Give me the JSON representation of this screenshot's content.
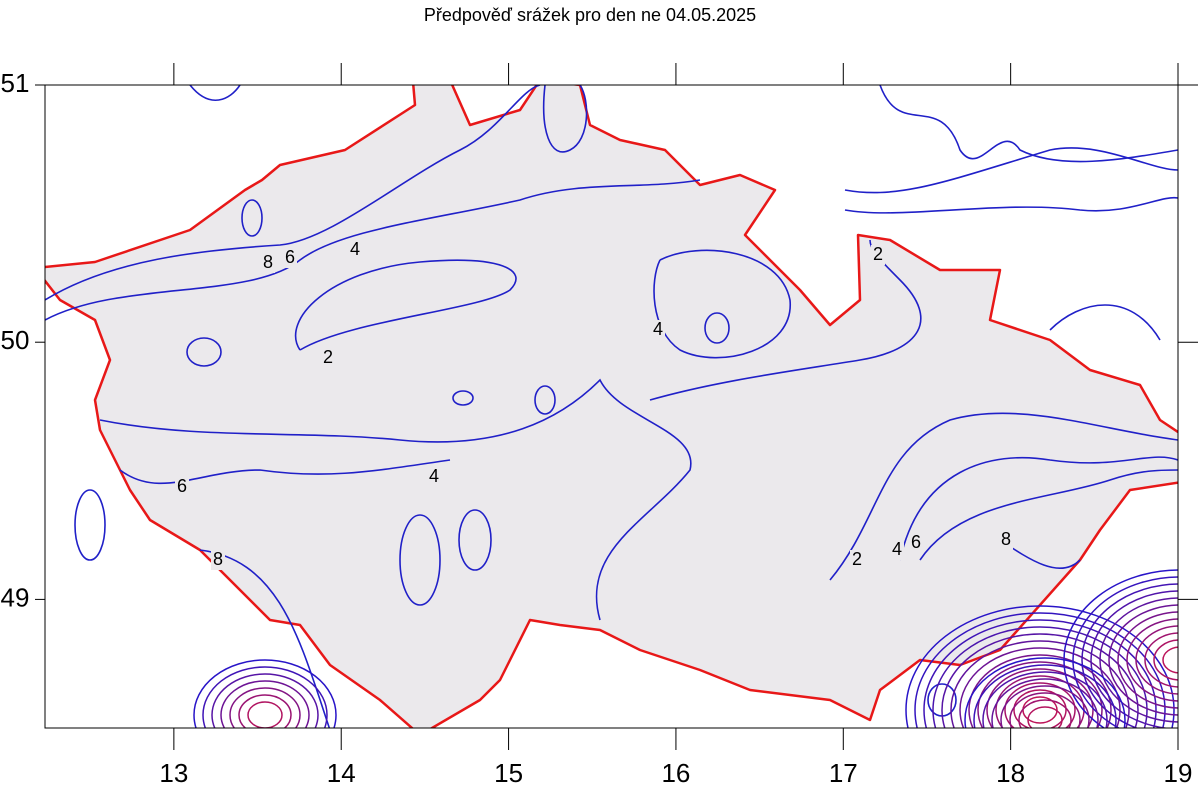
{
  "chart_data": {
    "type": "contour",
    "title": "Předpověď srážek pro den ne 04.05.2025",
    "xlim": [
      12.23,
      19
    ],
    "ylim": [
      48.5,
      51
    ],
    "xticks": [
      13,
      14,
      15,
      16,
      17,
      18,
      19
    ],
    "yticks": [
      49,
      50,
      51
    ],
    "contour_labels": [
      8,
      6,
      4,
      2,
      4,
      2,
      6,
      4,
      8,
      2,
      4,
      6,
      8
    ]
  }
}
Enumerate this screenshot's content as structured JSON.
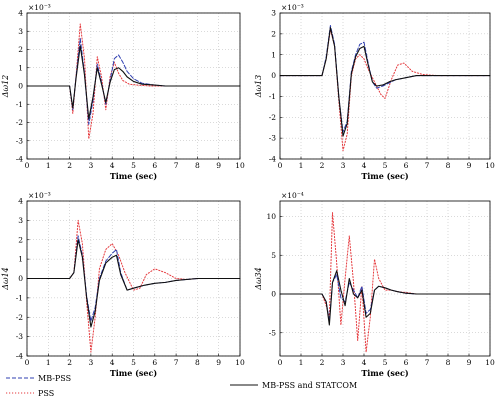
{
  "chart_data": [
    {
      "type": "line",
      "ylabel": "Δω12",
      "xlabel": "Time (sec)",
      "scale_note": "×10⁻³",
      "xlim": [
        0,
        10
      ],
      "ylim": [
        -4,
        4
      ],
      "xticks": [
        "0",
        "1",
        "2",
        "3",
        "4",
        "5",
        "6",
        "7",
        "8",
        "9",
        "10"
      ],
      "yticks": [
        "4",
        "3",
        "2",
        "1",
        "0",
        "-1",
        "-2",
        "-3",
        "-4"
      ],
      "grid": true,
      "series": [
        {
          "name": "PSS",
          "color": "#e5393d",
          "dash": "dotted",
          "x": [
            0,
            2,
            2.15,
            2.3,
            2.5,
            2.7,
            2.9,
            3.1,
            3.3,
            3.5,
            3.7,
            3.9,
            4.1,
            4.3,
            4.5,
            4.8,
            5.2,
            5.8,
            6.5,
            10
          ],
          "y": [
            0,
            0,
            -1.5,
            0.5,
            3.4,
            1.5,
            -2.9,
            -1.5,
            1.6,
            0.5,
            -1.3,
            0.5,
            1.3,
            0.7,
            0.3,
            0.1,
            0.05,
            0,
            0,
            0
          ]
        },
        {
          "name": "MB-PSS",
          "color": "#2f3fb0",
          "dash": "dashed",
          "x": [
            0,
            2,
            2.15,
            2.3,
            2.5,
            2.7,
            2.9,
            3.1,
            3.3,
            3.5,
            3.7,
            3.9,
            4.1,
            4.3,
            4.5,
            4.7,
            5.0,
            5.4,
            6.0,
            6.5,
            10
          ],
          "y": [
            0,
            0,
            -1.3,
            0.5,
            2.6,
            0.7,
            -2.1,
            -0.8,
            1.2,
            0.2,
            -1.0,
            0.3,
            1.5,
            1.7,
            1.3,
            0.8,
            0.4,
            0.15,
            0.05,
            0,
            0
          ]
        },
        {
          "name": "MB-PSS and STATCOM",
          "color": "#111111",
          "dash": "solid",
          "x": [
            0,
            2,
            2.15,
            2.3,
            2.5,
            2.7,
            2.9,
            3.1,
            3.3,
            3.5,
            3.7,
            3.9,
            4.1,
            4.3,
            4.5,
            4.7,
            5.0,
            5.4,
            6.0,
            6.5,
            10
          ],
          "y": [
            0,
            0,
            -1.2,
            0.4,
            2.2,
            0.6,
            -1.8,
            -0.6,
            1.0,
            0.1,
            -0.9,
            0.2,
            0.9,
            1.0,
            0.8,
            0.5,
            0.25,
            0.1,
            0.05,
            0,
            0
          ]
        }
      ]
    },
    {
      "type": "line",
      "ylabel": "Δω13",
      "xlabel": "Time (sec)",
      "scale_note": "×10⁻³",
      "xlim": [
        0,
        10
      ],
      "ylim": [
        -4,
        3
      ],
      "xticks": [
        "0",
        "1",
        "2",
        "3",
        "4",
        "5",
        "6",
        "7",
        "8",
        "9",
        "10"
      ],
      "yticks": [
        "3",
        "2",
        "1",
        "0",
        "-1",
        "-2",
        "-3",
        "-4"
      ],
      "grid": true,
      "series": [
        {
          "name": "PSS",
          "color": "#e5393d",
          "dash": "dotted",
          "x": [
            0,
            2,
            2.2,
            2.4,
            2.6,
            2.8,
            3.0,
            3.2,
            3.4,
            3.6,
            3.8,
            4.0,
            4.2,
            4.5,
            4.8,
            5.0,
            5.3,
            5.6,
            5.9,
            6.3,
            6.8,
            7.5,
            10
          ],
          "y": [
            0,
            0,
            0.8,
            2.2,
            1.4,
            -1.2,
            -3.6,
            -2.8,
            0,
            0.8,
            1.0,
            0.8,
            0.3,
            -0.3,
            -0.9,
            -1.1,
            -0.2,
            0.5,
            0.6,
            0.2,
            0.05,
            0,
            0
          ]
        },
        {
          "name": "MB-PSS",
          "color": "#2f3fb0",
          "dash": "dashed",
          "x": [
            0,
            2,
            2.2,
            2.4,
            2.6,
            2.8,
            3.0,
            3.2,
            3.4,
            3.6,
            3.8,
            4.0,
            4.2,
            4.4,
            4.6,
            4.9,
            5.2,
            5.5,
            6.0,
            6.5,
            10
          ],
          "y": [
            0,
            0,
            0.9,
            2.4,
            1.5,
            -1.0,
            -2.7,
            -2.2,
            0.2,
            1.0,
            1.5,
            1.6,
            0.6,
            -0.3,
            -0.6,
            -0.5,
            -0.35,
            -0.2,
            -0.1,
            0,
            0
          ]
        },
        {
          "name": "MB-PSS and STATCOM",
          "color": "#111111",
          "dash": "solid",
          "x": [
            0,
            2,
            2.2,
            2.4,
            2.6,
            2.8,
            3.0,
            3.2,
            3.4,
            3.6,
            3.8,
            4.0,
            4.2,
            4.4,
            4.6,
            4.9,
            5.2,
            5.5,
            6.0,
            6.5,
            10
          ],
          "y": [
            0,
            0,
            0.8,
            2.3,
            1.4,
            -1.0,
            -2.9,
            -2.3,
            0.1,
            0.9,
            1.3,
            1.4,
            0.5,
            -0.3,
            -0.5,
            -0.45,
            -0.3,
            -0.2,
            -0.1,
            0,
            0
          ]
        }
      ]
    },
    {
      "type": "line",
      "ylabel": "Δω14",
      "xlabel": "Time (sec)",
      "scale_note": "×10⁻³",
      "xlim": [
        0,
        10
      ],
      "ylim": [
        -4,
        4
      ],
      "xticks": [
        "0",
        "1",
        "2",
        "3",
        "4",
        "5",
        "6",
        "7",
        "8",
        "9",
        "10"
      ],
      "yticks": [
        "4",
        "3",
        "2",
        "1",
        "0",
        "-1",
        "-2",
        "-3",
        "-4"
      ],
      "grid": true,
      "series": [
        {
          "name": "PSS",
          "color": "#e5393d",
          "dash": "dotted",
          "x": [
            0,
            2,
            2.2,
            2.4,
            2.6,
            2.8,
            3.0,
            3.2,
            3.4,
            3.7,
            4.0,
            4.3,
            4.6,
            5.0,
            5.3,
            5.6,
            6.0,
            6.5,
            7.0,
            7.5,
            8.0,
            10
          ],
          "y": [
            0,
            0,
            0.3,
            3.0,
            1.8,
            -1.2,
            -3.8,
            -2.0,
            0.5,
            1.5,
            1.8,
            1.2,
            0.3,
            -0.6,
            -0.5,
            0.2,
            0.5,
            0.3,
            0,
            -0.05,
            0,
            0
          ]
        },
        {
          "name": "MB-PSS",
          "color": "#2f3fb0",
          "dash": "dashed",
          "x": [
            0,
            2,
            2.2,
            2.4,
            2.6,
            2.8,
            3.0,
            3.2,
            3.4,
            3.7,
            4.0,
            4.2,
            4.4,
            4.7,
            5.0,
            5.5,
            6.0,
            6.5,
            7.0,
            8.0,
            9.0,
            10
          ],
          "y": [
            0,
            0,
            0.3,
            2.2,
            1.2,
            -0.9,
            -2.2,
            -1.5,
            0,
            0.9,
            1.3,
            1.5,
            0.3,
            -0.6,
            -0.5,
            -0.35,
            -0.25,
            -0.2,
            -0.1,
            0,
            0,
            0
          ]
        },
        {
          "name": "MB-PSS and STATCOM",
          "color": "#111111",
          "dash": "solid",
          "x": [
            0,
            2,
            2.2,
            2.4,
            2.6,
            2.8,
            3.0,
            3.2,
            3.4,
            3.7,
            4.0,
            4.2,
            4.4,
            4.7,
            5.0,
            5.5,
            6.0,
            6.5,
            7.0,
            8.0,
            9.0,
            10
          ],
          "y": [
            0,
            0,
            0.3,
            2.0,
            1.1,
            -1.0,
            -2.5,
            -1.7,
            -0.1,
            0.8,
            1.1,
            1.2,
            0.2,
            -0.6,
            -0.5,
            -0.35,
            -0.25,
            -0.2,
            -0.1,
            0,
            0,
            0
          ]
        }
      ]
    },
    {
      "type": "line",
      "ylabel": "Δω34",
      "xlabel": "Time (sec)",
      "scale_note": "×10⁻⁴",
      "xlim": [
        0,
        10
      ],
      "ylim": [
        -8,
        12
      ],
      "xticks": [
        "0",
        "1",
        "2",
        "3",
        "4",
        "5",
        "6",
        "7",
        "8",
        "9",
        "10"
      ],
      "yticks": [
        "10",
        "5",
        "0",
        "-5"
      ],
      "grid": true,
      "series": [
        {
          "name": "PSS",
          "color": "#e5393d",
          "dash": "dotted",
          "x": [
            0,
            2,
            2.2,
            2.35,
            2.5,
            2.7,
            2.9,
            3.1,
            3.3,
            3.5,
            3.7,
            3.9,
            4.1,
            4.3,
            4.5,
            4.7,
            5.0,
            5.3,
            5.6,
            6.0,
            6.5,
            7.0,
            10
          ],
          "y": [
            0,
            0,
            -1.5,
            -3,
            10.5,
            4,
            -4,
            2,
            7.5,
            1.5,
            -6,
            1,
            -7.5,
            -3,
            4.5,
            2,
            0.5,
            0.5,
            0.3,
            0.2,
            0,
            0,
            0
          ]
        },
        {
          "name": "MB-PSS",
          "color": "#2f3fb0",
          "dash": "dashed",
          "x": [
            0,
            2,
            2.2,
            2.35,
            2.5,
            2.7,
            2.9,
            3.1,
            3.3,
            3.5,
            3.7,
            3.9,
            4.1,
            4.3,
            4.5,
            4.7,
            5.0,
            5.3,
            5.6,
            6.0,
            6.5,
            7.0,
            10
          ],
          "y": [
            0,
            0,
            -1,
            -3.5,
            1.5,
            2.5,
            -0.5,
            -1,
            1.5,
            0.5,
            -0.5,
            1,
            -2.5,
            -2,
            0.5,
            1,
            0.8,
            0.5,
            0.3,
            0.1,
            0,
            0,
            0
          ]
        },
        {
          "name": "MB-PSS and STATCOM",
          "color": "#111111",
          "dash": "solid",
          "x": [
            0,
            2,
            2.2,
            2.35,
            2.5,
            2.7,
            2.9,
            3.1,
            3.3,
            3.5,
            3.7,
            3.9,
            4.1,
            4.3,
            4.5,
            4.7,
            5.0,
            5.3,
            5.6,
            6.0,
            6.5,
            7.0,
            10
          ],
          "y": [
            0,
            0,
            -1,
            -4,
            1.5,
            3,
            0.5,
            -1.5,
            2,
            0,
            -0.5,
            0.5,
            -3,
            -2.5,
            0.5,
            1,
            0.8,
            0.5,
            0.3,
            0.1,
            0,
            0,
            0
          ]
        }
      ]
    }
  ],
  "legend": [
    {
      "label": "MB-PSS",
      "color": "#2f3fb0",
      "dash": "dashed"
    },
    {
      "label": "PSS",
      "color": "#e5393d",
      "dash": "dotted"
    },
    {
      "label": "MB-PSS and STATCOM",
      "color": "#111111",
      "dash": "solid"
    }
  ]
}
=-=-=-=-=
Look through the material and say how many lines hold "content". Give the number only.

RESULT
2